Figure record listings
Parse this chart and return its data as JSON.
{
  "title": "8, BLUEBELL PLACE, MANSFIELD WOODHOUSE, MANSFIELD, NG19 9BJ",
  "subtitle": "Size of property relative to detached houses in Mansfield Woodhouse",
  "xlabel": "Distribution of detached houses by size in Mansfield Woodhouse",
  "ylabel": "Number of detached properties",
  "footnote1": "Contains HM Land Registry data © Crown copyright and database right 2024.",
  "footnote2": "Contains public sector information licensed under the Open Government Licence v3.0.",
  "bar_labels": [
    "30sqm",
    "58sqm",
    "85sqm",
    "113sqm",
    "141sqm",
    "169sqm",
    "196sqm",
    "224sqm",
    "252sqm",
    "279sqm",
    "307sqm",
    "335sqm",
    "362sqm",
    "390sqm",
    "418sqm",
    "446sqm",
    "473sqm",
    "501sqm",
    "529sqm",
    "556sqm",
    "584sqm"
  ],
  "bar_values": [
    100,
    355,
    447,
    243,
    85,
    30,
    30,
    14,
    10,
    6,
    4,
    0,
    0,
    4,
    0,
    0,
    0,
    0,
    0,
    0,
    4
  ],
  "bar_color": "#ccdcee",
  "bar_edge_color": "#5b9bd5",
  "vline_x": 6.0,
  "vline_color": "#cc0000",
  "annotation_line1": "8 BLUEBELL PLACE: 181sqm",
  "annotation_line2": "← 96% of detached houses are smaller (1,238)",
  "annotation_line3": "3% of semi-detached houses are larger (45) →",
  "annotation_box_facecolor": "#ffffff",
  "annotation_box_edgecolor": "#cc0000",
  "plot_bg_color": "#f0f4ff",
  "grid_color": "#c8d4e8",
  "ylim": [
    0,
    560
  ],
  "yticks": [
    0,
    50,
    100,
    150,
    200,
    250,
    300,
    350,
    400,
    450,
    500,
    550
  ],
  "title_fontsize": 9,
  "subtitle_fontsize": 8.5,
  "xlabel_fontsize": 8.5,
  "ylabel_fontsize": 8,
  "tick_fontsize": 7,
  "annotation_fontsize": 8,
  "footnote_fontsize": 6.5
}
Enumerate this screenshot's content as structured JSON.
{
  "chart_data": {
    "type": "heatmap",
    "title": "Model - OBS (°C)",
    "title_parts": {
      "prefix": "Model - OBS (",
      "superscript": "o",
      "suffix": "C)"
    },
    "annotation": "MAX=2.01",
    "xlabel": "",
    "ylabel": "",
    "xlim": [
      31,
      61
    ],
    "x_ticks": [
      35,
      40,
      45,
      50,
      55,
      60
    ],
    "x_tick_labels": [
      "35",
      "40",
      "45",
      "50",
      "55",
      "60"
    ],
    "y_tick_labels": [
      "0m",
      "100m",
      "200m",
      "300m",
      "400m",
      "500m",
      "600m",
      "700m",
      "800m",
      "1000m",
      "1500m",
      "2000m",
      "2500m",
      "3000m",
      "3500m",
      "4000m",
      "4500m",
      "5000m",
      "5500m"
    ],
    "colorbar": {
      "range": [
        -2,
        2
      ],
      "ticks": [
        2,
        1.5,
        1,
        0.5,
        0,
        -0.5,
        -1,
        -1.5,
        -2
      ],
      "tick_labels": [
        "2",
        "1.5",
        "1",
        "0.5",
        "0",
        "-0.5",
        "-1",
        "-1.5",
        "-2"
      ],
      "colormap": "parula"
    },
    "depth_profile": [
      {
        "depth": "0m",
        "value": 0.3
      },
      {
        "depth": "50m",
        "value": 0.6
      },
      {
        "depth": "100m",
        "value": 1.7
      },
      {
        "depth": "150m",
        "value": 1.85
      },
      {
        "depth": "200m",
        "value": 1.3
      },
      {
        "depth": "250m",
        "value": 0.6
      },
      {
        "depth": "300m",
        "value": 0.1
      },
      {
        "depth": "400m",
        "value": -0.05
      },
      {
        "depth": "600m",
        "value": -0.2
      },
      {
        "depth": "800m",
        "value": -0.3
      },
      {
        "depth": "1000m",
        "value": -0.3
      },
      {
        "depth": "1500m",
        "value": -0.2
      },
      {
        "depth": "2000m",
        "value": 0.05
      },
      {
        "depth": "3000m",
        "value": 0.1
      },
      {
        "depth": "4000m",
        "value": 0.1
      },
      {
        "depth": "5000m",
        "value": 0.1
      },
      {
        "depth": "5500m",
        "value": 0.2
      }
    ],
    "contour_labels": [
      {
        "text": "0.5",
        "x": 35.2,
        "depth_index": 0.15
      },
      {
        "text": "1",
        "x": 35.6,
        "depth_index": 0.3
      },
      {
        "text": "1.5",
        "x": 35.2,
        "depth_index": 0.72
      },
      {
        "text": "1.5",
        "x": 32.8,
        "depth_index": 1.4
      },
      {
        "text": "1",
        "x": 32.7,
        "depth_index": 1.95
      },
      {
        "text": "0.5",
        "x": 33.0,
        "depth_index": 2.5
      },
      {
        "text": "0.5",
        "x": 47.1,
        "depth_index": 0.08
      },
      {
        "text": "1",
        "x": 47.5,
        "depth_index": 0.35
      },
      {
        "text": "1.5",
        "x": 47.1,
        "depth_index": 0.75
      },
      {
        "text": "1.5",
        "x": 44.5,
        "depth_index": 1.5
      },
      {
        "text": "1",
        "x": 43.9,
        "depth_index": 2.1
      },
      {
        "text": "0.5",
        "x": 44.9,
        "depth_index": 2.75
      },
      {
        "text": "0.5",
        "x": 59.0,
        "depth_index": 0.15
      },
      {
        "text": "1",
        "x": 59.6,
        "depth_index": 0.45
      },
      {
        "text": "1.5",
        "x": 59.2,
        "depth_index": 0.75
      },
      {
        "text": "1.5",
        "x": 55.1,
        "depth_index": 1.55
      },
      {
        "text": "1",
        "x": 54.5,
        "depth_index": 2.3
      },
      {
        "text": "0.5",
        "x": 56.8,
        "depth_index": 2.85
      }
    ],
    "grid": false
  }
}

» **DIRECTION**
Copy every line exactly. Leave nothing out.

» **ANSWER TO THIS TASK**
Parse this chart and return its data as JSON.
{
  "title": "8, BLUEBELL PLACE, MANSFIELD WOODHOUSE, MANSFIELD, NG19 9BJ",
  "subtitle": "Size of property relative to detached houses in Mansfield Woodhouse",
  "xlabel": "Distribution of detached houses by size in Mansfield Woodhouse",
  "ylabel": "Number of detached properties",
  "footnote1": "Contains HM Land Registry data © Crown copyright and database right 2024.",
  "footnote2": "Contains public sector information licensed under the Open Government Licence v3.0.",
  "bar_labels": [
    "30sqm",
    "58sqm",
    "85sqm",
    "113sqm",
    "141sqm",
    "169sqm",
    "196sqm",
    "224sqm",
    "252sqm",
    "279sqm",
    "307sqm",
    "335sqm",
    "362sqm",
    "390sqm",
    "418sqm",
    "446sqm",
    "473sqm",
    "501sqm",
    "529sqm",
    "556sqm",
    "584sqm"
  ],
  "bar_values": [
    100,
    355,
    447,
    243,
    85,
    30,
    30,
    14,
    10,
    6,
    4,
    0,
    0,
    4,
    0,
    0,
    0,
    0,
    0,
    0,
    4
  ],
  "bar_color": "#ccdcee",
  "bar_edge_color": "#5b9bd5",
  "vline_x": 6.0,
  "vline_color": "#cc0000",
  "annotation_line1": "8 BLUEBELL PLACE: 181sqm",
  "annotation_line2": "← 96% of detached houses are smaller (1,238)",
  "annotation_line3": "3% of semi-detached houses are larger (45) →",
  "annotation_box_facecolor": "#ffffff",
  "annotation_box_edgecolor": "#cc0000",
  "plot_bg_color": "#f0f4ff",
  "grid_color": "#c8d4e8",
  "ylim": [
    0,
    560
  ],
  "yticks": [
    0,
    50,
    100,
    150,
    200,
    250,
    300,
    350,
    400,
    450,
    500,
    550
  ],
  "title_fontsize": 9,
  "subtitle_fontsize": 8.5,
  "xlabel_fontsize": 8.5,
  "ylabel_fontsize": 8,
  "tick_fontsize": 7,
  "annotation_fontsize": 8,
  "footnote_fontsize": 6.5
}
Enumerate this screenshot's content as structured JSON.
{
  "chart_data": {
    "type": "heatmap",
    "title": "Model - OBS (°C)",
    "title_parts": {
      "prefix": "Model - OBS (",
      "superscript": "o",
      "suffix": "C)"
    },
    "annotation": "MAX=2.01",
    "xlabel": "",
    "ylabel": "",
    "xlim": [
      31,
      61
    ],
    "x_ticks": [
      35,
      40,
      45,
      50,
      55,
      60
    ],
    "x_tick_labels": [
      "35",
      "40",
      "45",
      "50",
      "55",
      "60"
    ],
    "y_tick_labels": [
      "0m",
      "100m",
      "200m",
      "300m",
      "400m",
      "500m",
      "600m",
      "700m",
      "800m",
      "1000m",
      "1500m",
      "2000m",
      "2500m",
      "3000m",
      "3500m",
      "4000m",
      "4500m",
      "5000m",
      "5500m"
    ],
    "colorbar": {
      "range": [
        -2,
        2
      ],
      "ticks": [
        2,
        1.5,
        1,
        0.5,
        0,
        -0.5,
        -1,
        -1.5,
        -2
      ],
      "tick_labels": [
        "2",
        "1.5",
        "1",
        "0.5",
        "0",
        "-0.5",
        "-1",
        "-1.5",
        "-2"
      ],
      "colormap": "parula"
    },
    "depth_profile": [
      {
        "depth": "0m",
        "value": 0.3
      },
      {
        "depth": "50m",
        "value": 0.6
      },
      {
        "depth": "100m",
        "value": 1.7
      },
      {
        "depth": "150m",
        "value": 1.85
      },
      {
        "depth": "200m",
        "value": 1.3
      },
      {
        "depth": "250m",
        "value": 0.6
      },
      {
        "depth": "300m",
        "value": 0.1
      },
      {
        "depth": "400m",
        "value": -0.05
      },
      {
        "depth": "600m",
        "value": -0.2
      },
      {
        "depth": "800m",
        "value": -0.3
      },
      {
        "depth": "1000m",
        "value": -0.3
      },
      {
        "depth": "1500m",
        "value": -0.2
      },
      {
        "depth": "2000m",
        "value": 0.05
      },
      {
        "depth": "3000m",
        "value": 0.1
      },
      {
        "depth": "4000m",
        "value": 0.1
      },
      {
        "depth": "5000m",
        "value": 0.1
      },
      {
        "depth": "5500m",
        "value": 0.2
      }
    ],
    "contour_labels": [
      {
        "text": "0.5",
        "x": 35.2,
        "depth_index": 0.15
      },
      {
        "text": "1",
        "x": 35.6,
        "depth_index": 0.3
      },
      {
        "text": "1.5",
        "x": 35.2,
        "depth_index": 0.72
      },
      {
        "text": "1.5",
        "x": 32.8,
        "depth_index": 1.4
      },
      {
        "text": "1",
        "x": 32.7,
        "depth_index": 1.95
      },
      {
        "text": "0.5",
        "x": 33.0,
        "depth_index": 2.5
      },
      {
        "text": "0.5",
        "x": 47.1,
        "depth_index": 0.08
      },
      {
        "text": "1",
        "x": 47.5,
        "depth_index": 0.35
      },
      {
        "text": "1.5",
        "x": 47.1,
        "depth_index": 0.75
      },
      {
        "text": "1.5",
        "x": 44.5,
        "depth_index": 1.5
      },
      {
        "text": "1",
        "x": 43.9,
        "depth_index": 2.1
      },
      {
        "text": "0.5",
        "x": 44.9,
        "depth_index": 2.75
      },
      {
        "text": "0.5",
        "x": 59.0,
        "depth_index": 0.15
      },
      {
        "text": "1",
        "x": 59.6,
        "depth_index": 0.45
      },
      {
        "text": "1.5",
        "x": 59.2,
        "depth_index": 0.75
      },
      {
        "text": "1.5",
        "x": 55.1,
        "depth_index": 1.55
      },
      {
        "text": "1",
        "x": 54.5,
        "depth_index": 2.3
      },
      {
        "text": "0.5",
        "x": 56.8,
        "depth_index": 2.85
      }
    ],
    "grid": false
  }
}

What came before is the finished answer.